> **Task details**
Recast every line of the listing below as a Markdown table with the columns "Row" and "Entry", numbering the rows and skipping blank lines. Leave the pictures out of the table.

> **The records**

-*-

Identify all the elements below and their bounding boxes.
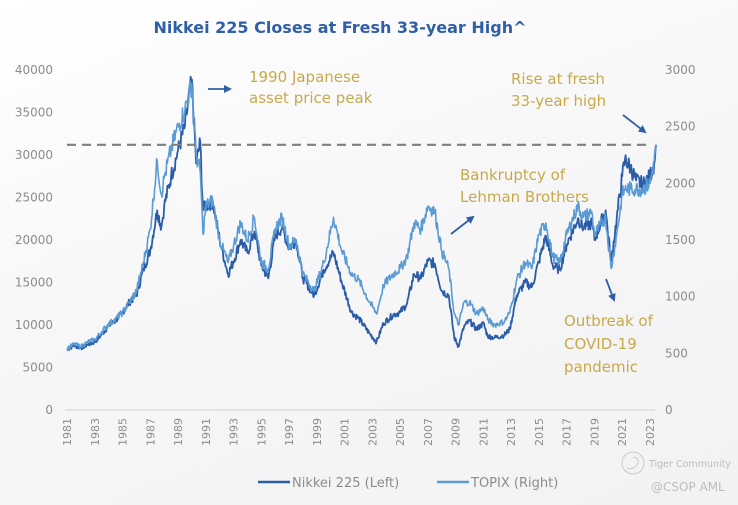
arrow-icon <box>450 215 475 235</box>
right-tick-label: 2000 <box>665 176 696 190</box>
x-tick-label: 1983 <box>89 418 102 446</box>
right-tick-label: 2500 <box>665 120 696 134</box>
left-tick-label: 5000 <box>22 361 53 375</box>
annotation-lehman: Bankruptcy of Lehman Brothers <box>450 166 589 235</box>
x-tick-label: 1995 <box>255 418 268 446</box>
annotation-text: COVID-19 <box>564 335 637 353</box>
x-tick-label: 2019 <box>588 418 601 446</box>
annotation-text: asset price peak <box>249 89 373 107</box>
left-tick-label: 40000 <box>15 63 53 77</box>
right-tick-label: 1000 <box>665 290 696 304</box>
right-axis: 0 500 1000 1500 2000 2500 3000 <box>665 63 696 417</box>
x-tick-label: 2015 <box>533 418 546 446</box>
right-tick-label: 500 <box>665 346 688 360</box>
left-tick-label: 25000 <box>15 191 53 205</box>
tiger-logo-icon <box>621 451 645 475</box>
annotation-text: Rise at fresh <box>511 70 605 88</box>
watermark-handle: @CSOP AML <box>651 480 725 494</box>
annotation-text: Lehman Brothers <box>460 188 589 206</box>
annotation-covid: Outbreak of COVID-19 pandemic <box>564 278 654 376</box>
x-tick-label: 2003 <box>366 418 379 446</box>
x-tick-label: 2021 <box>616 418 629 446</box>
right-tick-label: 0 <box>665 403 673 417</box>
arrow-icon <box>605 278 616 302</box>
legend-label: Nikkei 225 (Left) <box>292 476 399 491</box>
watermark: Tiger Community @CSOP AML <box>621 451 731 494</box>
x-tick-label: 1981 <box>61 418 74 446</box>
x-tick-label: 2013 <box>505 418 518 446</box>
annotation-text: Bankruptcy of <box>460 166 566 184</box>
annotation-text: 1990 Japanese <box>249 68 360 86</box>
left-tick-label: 35000 <box>15 106 53 120</box>
x-tick-label: 2011 <box>477 418 490 446</box>
x-tick-label: 1991 <box>200 418 213 446</box>
annotation-text: pandemic <box>564 358 638 376</box>
x-tick-label: 1997 <box>283 418 296 446</box>
x-tick-label: 2007 <box>422 418 435 446</box>
arrow-icon <box>622 114 647 134</box>
left-axis: 0 5000 10000 15000 20000 25000 30000 35000 40000 <box>15 63 53 417</box>
x-tick-label: 1989 <box>172 418 185 446</box>
x-tick-label: 2009 <box>450 418 463 446</box>
annotation-text: 33-year high <box>511 92 606 110</box>
chart-title: Nikkei 225 Closes at Fresh 33-year High^ <box>153 18 526 37</box>
x-tick-label: 2023 <box>644 418 657 446</box>
x-tick-label: 1985 <box>117 418 130 446</box>
series-layer <box>66 75 658 352</box>
legend-label: TOPIX (Right) <box>470 476 558 491</box>
series-line-nikkei-225 <box>66 75 658 351</box>
watermark-brand: Tiger Community <box>648 459 731 470</box>
x-tick-label: 1993 <box>228 418 241 446</box>
left-tick-label: 10000 <box>15 318 53 332</box>
annotation-1990-peak: 1990 Japanese asset price peak <box>208 68 373 107</box>
annotation-text: Outbreak of <box>564 312 654 330</box>
x-tick-label: 2001 <box>339 418 352 446</box>
annotation-fresh-high: Rise at fresh 33-year high <box>511 70 647 134</box>
left-tick-label: 30000 <box>15 148 53 162</box>
x-tick-label: 2005 <box>394 418 407 446</box>
legend-item-nikkei: Nikkei 225 (Left) <box>258 476 399 491</box>
x-tick-label: 1999 <box>311 418 324 446</box>
left-tick-label: 20000 <box>15 233 53 247</box>
left-tick-label: 0 <box>45 403 53 417</box>
right-tick-label: 3000 <box>665 63 696 77</box>
right-tick-label: 1500 <box>665 233 696 247</box>
x-tick-label: 1987 <box>144 418 157 446</box>
x-axis: 1981 1983 1985 1987 1989 1991 1993 1995 1997 1999… <box>61 418 657 446</box>
legend-item-topix: TOPIX (Right) <box>437 476 558 491</box>
legend: Nikkei 225 (Left) TOPIX (Right) <box>258 476 558 491</box>
left-tick-label: 15000 <box>15 276 53 290</box>
x-tick-label: 2017 <box>561 418 574 446</box>
series-line-topix <box>66 80 657 352</box>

-*-

> **Solution for this task**
| Row | Entry |
|---|---|
| 1 | Identify all the elements below and their bounding boxes. |
| 2 | arrow-icon <box>450 215 475 235</box> |
| 3 | right-tick-label: 2000 <box>665 176 696 190</box> |
| 4 | x-tick-label: 1983 <box>89 418 102 446</box> |
| 5 | right-tick-label: 2500 <box>665 120 696 134</box> |
| 6 | left-tick-label: 5000 <box>22 361 53 375</box> |
| 7 | annotation-lehman: Bankruptcy of Lehman Brothers <box>450 166 589 235</box> |
| 8 | x-tick-label: 1995 <box>255 418 268 446</box> |
| 9 | annotation-text: COVID-19 <box>564 335 637 353</box> |
| 10 | x-tick-label: 2019 <box>588 418 601 446</box> |
| 11 | annotation-text: asset price peak <box>249 89 373 107</box> |
| 12 | left-tick-label: 40000 <box>15 63 53 77</box> |
| 13 | right-tick-label: 1000 <box>665 290 696 304</box> |
| 14 | right-axis: 0 500 1000 1500 2000 2500 3000 <box>665 63 696 417</box> |
| 15 | x-tick-label: 2015 <box>533 418 546 446</box> |
| 16 | right-tick-label: 500 <box>665 346 688 360</box> |
| 17 | left-tick-label: 25000 <box>15 191 53 205</box> |
| 18 | tiger-logo-icon <box>621 451 645 475</box> |
| 19 | annotation-text: Rise at fresh <box>511 70 605 88</box> |
| 20 | watermark-handle: @CSOP AML <box>651 480 725 494</box> |
| 21 | annotation-text: Lehman Brothers <box>460 188 589 206</box> |
| 22 | annotation-covid: Outbreak of COVID-19 pandemic <box>564 278 654 376</box> |
| 23 | x-tick-label: 2003 <box>366 418 379 446</box> |
| 24 | x-tick-label: 2021 <box>616 418 629 446</box> |
| 25 | right-tick-label: 0 <box>665 403 673 417</box> |
| 26 | arrow-icon <box>605 278 616 302</box> |
| 27 | legend-label: Nikkei 225 (Left) <box>292 476 399 491</box> |
| 28 | watermark: Tiger Community @CSOP AML <box>621 451 731 494</box> |
| 29 | x-tick-label: 1981 <box>61 418 74 446</box> |
| 30 | x-tick-label: 2013 <box>505 418 518 446</box> |
| 31 | annotation-text: Bankruptcy of <box>460 166 566 184</box> |
| 32 | annotation-text: 1990 Japanese <box>249 68 360 86</box> |
| 33 | left-tick-label: 35000 <box>15 106 53 120</box> |
| 34 | x-tick-label: 2011 <box>477 418 490 446</box> |
| 35 | x-tick-label: 1991 <box>200 418 213 446</box> |
| 36 | annotation-text: pandemic <box>564 358 638 376</box> |
| 37 | x-tick-label: 1997 <box>283 418 296 446</box> |
| 38 | x-tick-label: 2007 <box>422 418 435 446</box> |
| 39 | arrow-icon <box>622 114 647 134</box> |
| 40 | left-axis: 0 5000 10000 15000 20000 25000 30000 35000 40000 <box>15 63 53 417</box> |
| 41 | x-tick-label: 1989 <box>172 418 185 446</box> |
| 42 | x-tick-label: 2009 <box>450 418 463 446</box> |
| 43 | annotation-text: 33-year high <box>511 92 606 110</box> |
| 44 | chart-title: Nikkei 225 Closes at Fresh 33-year High^ <box>153 18 526 37</box> |
| 45 | x-tick-label: 2023 <box>644 418 657 446</box> |
| 46 | x-tick-label: 1985 <box>117 418 130 446</box> |
| 47 | series-layer <box>66 75 658 352</box> |
| 48 | legend-label: TOPIX (Right) <box>470 476 558 491</box> |
| 49 | series-line-nikkei-225 <box>66 75 658 351</box> |
| 50 | watermark-brand: Tiger Community <box>648 459 731 470</box> |
| 51 | x-tick-label: 1993 <box>228 418 241 446</box> |
| 52 | left-tick-label: 10000 <box>15 318 53 332</box> |
| 53 | annotation-1990-peak: 1990 Japanese asset price peak <box>208 68 373 107</box> |
| 54 | annotation-text: Outbreak of <box>564 312 654 330</box> |
| 55 | x-tick-label: 2001 <box>339 418 352 446</box> |
| 56 | annotation-fresh-high: Rise at fresh 33-year high <box>511 70 647 134</box> |
| 57 | left-tick-label: 30000 <box>15 148 53 162</box> |
| 58 | x-tick-label: 2005 <box>394 418 407 446</box> |
| 59 | legend-item-nikkei: Nikkei 225 (Left) <box>258 476 399 491</box> |
| 60 | x-tick-label: 1999 <box>311 418 324 446</box> |
| 61 | left-tick-label: 20000 <box>15 233 53 247</box> |
| 62 | left-tick-label: 0 <box>45 403 53 417</box> |
| 63 | right-tick-label: 3000 <box>665 63 696 77</box> |
| 64 | right-tick-label: 1500 <box>665 233 696 247</box> |
| 65 | x-tick-label: 1987 <box>144 418 157 446</box> |
| 66 | x-axis: 1981 1983 1985 1987 1989 1991 1993 1995 1997 1999… <box>61 418 657 446</box> |
| 67 | legend-item-topix: TOPIX (Right) <box>437 476 558 491</box> |
| 68 | legend: Nikkei 225 (Left) TOPIX (Right) <box>258 476 558 491</box> |
| 69 | left-tick-label: 15000 <box>15 276 53 290</box> |
| 70 | x-tick-label: 2017 <box>561 418 574 446</box> |
| 71 | series-line-topix <box>66 80 657 352</box> |